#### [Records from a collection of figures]
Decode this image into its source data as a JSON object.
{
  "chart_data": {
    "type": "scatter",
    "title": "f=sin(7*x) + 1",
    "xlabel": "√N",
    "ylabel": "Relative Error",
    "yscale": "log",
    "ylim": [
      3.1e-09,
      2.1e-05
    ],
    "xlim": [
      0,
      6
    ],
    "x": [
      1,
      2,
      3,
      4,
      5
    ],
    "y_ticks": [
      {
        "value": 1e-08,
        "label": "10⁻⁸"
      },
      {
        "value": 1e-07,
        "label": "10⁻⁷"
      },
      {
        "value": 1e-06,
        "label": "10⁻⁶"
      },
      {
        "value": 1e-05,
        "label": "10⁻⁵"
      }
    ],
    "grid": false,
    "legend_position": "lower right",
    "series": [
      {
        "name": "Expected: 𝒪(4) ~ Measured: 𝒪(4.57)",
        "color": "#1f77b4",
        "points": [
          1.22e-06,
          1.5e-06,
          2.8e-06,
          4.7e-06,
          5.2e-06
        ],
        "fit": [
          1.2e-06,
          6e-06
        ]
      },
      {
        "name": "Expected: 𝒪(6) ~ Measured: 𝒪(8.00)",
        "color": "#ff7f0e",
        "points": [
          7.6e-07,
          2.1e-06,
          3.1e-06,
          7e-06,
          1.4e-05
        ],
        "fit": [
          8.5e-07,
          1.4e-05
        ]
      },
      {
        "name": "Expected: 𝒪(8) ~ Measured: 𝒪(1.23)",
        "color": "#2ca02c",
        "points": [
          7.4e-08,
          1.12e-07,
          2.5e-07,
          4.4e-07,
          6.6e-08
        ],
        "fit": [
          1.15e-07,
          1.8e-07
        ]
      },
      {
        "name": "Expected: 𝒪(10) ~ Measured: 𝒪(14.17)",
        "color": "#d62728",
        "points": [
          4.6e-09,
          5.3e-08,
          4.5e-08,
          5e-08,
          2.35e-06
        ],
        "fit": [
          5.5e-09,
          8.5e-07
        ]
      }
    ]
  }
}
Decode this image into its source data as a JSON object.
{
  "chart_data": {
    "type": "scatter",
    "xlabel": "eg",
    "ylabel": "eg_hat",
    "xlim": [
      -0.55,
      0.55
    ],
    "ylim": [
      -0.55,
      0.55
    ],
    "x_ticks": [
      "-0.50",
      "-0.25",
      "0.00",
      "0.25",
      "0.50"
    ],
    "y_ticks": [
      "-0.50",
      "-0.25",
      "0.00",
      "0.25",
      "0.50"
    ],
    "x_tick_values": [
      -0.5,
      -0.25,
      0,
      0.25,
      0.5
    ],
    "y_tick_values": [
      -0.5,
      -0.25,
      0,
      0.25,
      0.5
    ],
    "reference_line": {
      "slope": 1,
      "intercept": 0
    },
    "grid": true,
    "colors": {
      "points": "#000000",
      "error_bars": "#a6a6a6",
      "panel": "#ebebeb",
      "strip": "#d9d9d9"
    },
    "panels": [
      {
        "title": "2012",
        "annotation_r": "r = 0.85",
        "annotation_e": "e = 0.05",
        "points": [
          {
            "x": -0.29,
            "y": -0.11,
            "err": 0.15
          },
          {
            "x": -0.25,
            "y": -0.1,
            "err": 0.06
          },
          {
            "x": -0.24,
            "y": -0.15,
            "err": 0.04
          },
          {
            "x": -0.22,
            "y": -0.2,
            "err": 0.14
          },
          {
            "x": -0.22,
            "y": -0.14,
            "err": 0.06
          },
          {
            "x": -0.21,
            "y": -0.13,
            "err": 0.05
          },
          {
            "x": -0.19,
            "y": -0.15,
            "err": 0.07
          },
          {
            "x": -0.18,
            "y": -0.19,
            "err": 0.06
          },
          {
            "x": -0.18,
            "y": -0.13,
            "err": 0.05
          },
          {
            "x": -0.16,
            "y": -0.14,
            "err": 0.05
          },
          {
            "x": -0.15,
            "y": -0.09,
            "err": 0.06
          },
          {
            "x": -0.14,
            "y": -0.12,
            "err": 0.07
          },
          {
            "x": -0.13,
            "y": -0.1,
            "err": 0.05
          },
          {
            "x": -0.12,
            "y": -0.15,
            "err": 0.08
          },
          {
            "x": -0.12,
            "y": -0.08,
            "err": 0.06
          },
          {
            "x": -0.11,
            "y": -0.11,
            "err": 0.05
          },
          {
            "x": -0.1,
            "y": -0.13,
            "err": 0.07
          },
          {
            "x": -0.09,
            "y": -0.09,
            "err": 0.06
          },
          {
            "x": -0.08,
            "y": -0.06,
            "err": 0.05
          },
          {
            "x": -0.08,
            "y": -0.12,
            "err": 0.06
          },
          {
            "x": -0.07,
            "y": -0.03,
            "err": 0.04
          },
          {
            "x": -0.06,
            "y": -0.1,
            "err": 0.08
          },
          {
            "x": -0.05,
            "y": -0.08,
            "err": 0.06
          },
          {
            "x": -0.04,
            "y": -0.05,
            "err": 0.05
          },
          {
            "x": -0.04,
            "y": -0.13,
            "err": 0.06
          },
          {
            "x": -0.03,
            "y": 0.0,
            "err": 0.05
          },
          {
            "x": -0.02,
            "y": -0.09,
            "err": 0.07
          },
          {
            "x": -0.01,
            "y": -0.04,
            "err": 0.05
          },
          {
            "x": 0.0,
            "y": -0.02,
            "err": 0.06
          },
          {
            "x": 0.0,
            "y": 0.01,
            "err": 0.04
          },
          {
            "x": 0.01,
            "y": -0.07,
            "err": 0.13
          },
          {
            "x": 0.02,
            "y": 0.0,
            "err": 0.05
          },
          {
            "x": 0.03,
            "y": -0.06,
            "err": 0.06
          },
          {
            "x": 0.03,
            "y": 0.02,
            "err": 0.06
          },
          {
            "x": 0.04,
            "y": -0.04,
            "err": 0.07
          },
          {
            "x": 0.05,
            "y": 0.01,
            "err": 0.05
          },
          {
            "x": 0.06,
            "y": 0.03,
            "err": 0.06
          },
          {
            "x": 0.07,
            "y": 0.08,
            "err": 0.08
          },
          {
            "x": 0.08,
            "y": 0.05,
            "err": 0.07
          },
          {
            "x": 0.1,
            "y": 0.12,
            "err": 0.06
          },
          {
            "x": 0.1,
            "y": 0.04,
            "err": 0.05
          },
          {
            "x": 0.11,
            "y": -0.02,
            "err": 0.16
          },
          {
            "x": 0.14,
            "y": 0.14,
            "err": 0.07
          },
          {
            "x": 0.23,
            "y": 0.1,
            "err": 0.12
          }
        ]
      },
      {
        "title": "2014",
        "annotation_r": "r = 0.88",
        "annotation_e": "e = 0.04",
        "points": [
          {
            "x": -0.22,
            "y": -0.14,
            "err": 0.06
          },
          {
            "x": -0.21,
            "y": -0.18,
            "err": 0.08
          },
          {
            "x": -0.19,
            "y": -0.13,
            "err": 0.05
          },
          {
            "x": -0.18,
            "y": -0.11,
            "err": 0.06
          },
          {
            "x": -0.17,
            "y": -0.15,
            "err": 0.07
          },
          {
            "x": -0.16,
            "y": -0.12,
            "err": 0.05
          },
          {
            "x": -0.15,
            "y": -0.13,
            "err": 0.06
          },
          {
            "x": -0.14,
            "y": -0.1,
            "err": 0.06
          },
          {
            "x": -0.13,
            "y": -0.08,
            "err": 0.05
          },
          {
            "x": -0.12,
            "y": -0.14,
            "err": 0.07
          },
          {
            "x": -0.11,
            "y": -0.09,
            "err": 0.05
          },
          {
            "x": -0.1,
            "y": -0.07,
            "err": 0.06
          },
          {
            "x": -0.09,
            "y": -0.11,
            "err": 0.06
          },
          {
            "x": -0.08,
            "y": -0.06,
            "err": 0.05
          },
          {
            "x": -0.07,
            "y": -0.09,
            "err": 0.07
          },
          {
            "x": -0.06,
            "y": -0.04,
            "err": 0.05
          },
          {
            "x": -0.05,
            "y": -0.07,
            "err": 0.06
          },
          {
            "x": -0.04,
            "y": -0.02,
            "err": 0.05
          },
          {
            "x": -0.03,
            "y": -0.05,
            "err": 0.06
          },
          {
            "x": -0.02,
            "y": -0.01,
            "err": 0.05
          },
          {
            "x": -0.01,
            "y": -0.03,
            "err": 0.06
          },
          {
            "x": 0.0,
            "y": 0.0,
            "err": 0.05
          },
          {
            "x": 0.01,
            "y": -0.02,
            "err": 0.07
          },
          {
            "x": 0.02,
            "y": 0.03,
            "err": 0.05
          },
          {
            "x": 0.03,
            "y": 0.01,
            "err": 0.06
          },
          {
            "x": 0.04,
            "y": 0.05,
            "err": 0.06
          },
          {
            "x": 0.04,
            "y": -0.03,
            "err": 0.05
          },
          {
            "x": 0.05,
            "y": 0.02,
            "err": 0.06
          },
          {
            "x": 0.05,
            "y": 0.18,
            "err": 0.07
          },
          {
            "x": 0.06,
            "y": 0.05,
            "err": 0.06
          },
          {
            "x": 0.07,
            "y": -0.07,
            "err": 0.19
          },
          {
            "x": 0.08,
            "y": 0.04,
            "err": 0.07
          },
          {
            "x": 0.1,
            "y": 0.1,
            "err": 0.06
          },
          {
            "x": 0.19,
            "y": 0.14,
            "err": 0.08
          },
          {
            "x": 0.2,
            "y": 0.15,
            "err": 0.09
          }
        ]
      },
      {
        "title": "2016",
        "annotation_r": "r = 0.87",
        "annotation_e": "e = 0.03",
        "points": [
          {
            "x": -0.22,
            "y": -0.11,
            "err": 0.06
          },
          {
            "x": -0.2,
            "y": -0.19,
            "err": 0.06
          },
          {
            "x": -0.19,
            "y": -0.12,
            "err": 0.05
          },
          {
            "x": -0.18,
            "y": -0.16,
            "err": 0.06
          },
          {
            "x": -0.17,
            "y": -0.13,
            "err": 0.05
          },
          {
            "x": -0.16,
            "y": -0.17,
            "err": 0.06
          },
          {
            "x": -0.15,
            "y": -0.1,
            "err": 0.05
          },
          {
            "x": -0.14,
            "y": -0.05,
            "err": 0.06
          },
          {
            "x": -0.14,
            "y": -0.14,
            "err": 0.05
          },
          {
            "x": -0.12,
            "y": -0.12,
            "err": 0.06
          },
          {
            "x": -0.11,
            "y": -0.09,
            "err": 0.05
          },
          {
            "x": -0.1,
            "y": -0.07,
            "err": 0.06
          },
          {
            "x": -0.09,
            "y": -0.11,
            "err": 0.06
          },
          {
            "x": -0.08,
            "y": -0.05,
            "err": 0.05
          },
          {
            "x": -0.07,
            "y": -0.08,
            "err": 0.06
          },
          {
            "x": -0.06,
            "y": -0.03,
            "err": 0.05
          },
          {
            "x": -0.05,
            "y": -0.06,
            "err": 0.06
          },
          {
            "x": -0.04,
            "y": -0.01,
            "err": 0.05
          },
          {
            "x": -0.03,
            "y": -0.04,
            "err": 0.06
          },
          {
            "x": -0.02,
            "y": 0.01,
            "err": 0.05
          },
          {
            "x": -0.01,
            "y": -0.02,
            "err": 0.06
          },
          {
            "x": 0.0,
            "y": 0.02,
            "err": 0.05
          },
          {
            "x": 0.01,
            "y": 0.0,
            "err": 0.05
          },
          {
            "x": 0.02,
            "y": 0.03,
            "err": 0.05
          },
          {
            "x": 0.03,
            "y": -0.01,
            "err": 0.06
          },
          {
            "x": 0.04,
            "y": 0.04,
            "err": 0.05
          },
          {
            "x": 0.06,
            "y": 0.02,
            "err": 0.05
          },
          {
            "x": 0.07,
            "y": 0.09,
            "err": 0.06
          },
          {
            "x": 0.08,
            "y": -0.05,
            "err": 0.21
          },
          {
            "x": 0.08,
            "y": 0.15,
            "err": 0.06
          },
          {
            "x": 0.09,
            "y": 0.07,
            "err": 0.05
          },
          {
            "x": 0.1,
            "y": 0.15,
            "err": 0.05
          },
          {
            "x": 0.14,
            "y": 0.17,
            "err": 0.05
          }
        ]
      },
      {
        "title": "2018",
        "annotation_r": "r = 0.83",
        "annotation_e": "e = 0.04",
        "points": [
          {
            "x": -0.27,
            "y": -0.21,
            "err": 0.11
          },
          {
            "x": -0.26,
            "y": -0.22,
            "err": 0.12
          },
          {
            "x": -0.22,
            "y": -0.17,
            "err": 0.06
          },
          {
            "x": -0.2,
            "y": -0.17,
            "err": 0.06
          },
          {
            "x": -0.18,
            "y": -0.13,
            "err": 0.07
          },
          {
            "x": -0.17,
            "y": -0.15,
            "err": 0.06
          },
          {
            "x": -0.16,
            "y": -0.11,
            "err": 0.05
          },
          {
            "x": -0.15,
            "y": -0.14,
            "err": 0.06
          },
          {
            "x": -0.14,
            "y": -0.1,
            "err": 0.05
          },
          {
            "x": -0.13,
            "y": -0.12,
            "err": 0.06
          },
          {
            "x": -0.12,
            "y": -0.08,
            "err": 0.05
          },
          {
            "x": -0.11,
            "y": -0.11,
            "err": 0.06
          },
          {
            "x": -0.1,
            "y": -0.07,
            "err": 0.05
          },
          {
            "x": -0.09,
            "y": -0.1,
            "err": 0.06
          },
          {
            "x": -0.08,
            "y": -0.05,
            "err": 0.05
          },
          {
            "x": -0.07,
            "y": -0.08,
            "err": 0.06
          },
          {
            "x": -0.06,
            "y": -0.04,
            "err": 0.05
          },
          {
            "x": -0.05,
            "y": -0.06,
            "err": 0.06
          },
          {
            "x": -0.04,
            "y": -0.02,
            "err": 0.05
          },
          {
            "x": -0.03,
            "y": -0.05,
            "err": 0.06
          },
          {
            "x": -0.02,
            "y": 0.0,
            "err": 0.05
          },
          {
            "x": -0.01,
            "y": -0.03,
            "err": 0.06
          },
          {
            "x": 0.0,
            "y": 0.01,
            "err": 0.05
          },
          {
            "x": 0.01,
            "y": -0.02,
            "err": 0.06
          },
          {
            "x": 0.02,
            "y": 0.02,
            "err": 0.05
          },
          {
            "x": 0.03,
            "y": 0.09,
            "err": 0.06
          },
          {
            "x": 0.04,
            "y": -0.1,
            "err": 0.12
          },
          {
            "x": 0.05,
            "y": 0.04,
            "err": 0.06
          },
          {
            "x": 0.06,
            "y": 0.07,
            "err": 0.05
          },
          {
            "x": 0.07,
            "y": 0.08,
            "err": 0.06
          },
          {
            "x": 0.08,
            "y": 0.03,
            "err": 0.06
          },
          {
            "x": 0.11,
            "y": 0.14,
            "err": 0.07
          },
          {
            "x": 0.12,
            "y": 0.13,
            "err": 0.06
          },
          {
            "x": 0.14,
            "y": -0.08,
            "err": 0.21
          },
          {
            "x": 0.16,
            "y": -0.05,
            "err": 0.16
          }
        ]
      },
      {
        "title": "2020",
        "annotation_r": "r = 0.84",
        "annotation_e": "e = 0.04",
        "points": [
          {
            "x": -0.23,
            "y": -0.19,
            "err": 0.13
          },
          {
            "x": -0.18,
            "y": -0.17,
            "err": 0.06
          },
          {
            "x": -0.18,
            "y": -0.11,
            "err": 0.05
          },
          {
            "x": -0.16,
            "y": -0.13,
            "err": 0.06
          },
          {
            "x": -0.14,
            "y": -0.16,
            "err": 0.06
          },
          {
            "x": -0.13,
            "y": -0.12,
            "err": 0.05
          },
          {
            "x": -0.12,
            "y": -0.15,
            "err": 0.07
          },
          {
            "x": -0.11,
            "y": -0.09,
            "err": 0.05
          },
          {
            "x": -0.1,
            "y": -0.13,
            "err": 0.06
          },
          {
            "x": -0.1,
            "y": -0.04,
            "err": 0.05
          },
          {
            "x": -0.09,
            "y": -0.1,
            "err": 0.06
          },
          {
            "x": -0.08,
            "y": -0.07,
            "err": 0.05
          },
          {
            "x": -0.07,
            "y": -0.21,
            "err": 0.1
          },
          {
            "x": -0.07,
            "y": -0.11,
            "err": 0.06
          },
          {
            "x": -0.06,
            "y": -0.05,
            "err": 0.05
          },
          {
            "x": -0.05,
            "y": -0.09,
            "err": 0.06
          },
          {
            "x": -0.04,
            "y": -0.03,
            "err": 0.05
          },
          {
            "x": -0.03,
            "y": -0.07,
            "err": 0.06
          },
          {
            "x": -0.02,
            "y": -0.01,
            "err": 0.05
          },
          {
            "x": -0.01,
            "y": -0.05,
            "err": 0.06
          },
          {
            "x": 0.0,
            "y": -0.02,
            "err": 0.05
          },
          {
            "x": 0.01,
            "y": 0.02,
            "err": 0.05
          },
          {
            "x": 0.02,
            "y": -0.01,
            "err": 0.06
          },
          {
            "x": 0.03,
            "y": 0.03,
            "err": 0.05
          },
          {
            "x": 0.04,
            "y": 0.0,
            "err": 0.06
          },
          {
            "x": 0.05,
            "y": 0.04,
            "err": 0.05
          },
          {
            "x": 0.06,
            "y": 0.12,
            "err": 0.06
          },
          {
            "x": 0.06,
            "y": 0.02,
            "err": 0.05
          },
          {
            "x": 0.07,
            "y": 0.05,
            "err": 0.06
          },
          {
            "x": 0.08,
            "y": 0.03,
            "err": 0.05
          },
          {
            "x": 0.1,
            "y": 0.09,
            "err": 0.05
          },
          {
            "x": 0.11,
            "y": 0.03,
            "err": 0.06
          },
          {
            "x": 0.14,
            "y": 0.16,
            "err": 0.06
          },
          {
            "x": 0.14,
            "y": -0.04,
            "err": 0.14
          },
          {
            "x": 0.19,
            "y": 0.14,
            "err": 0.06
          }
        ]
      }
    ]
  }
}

#### [Problem description]
State the number of lines in these entries that include the string "Expected". Provide nothing beyond that number.

#### [Solution to this exercise]
4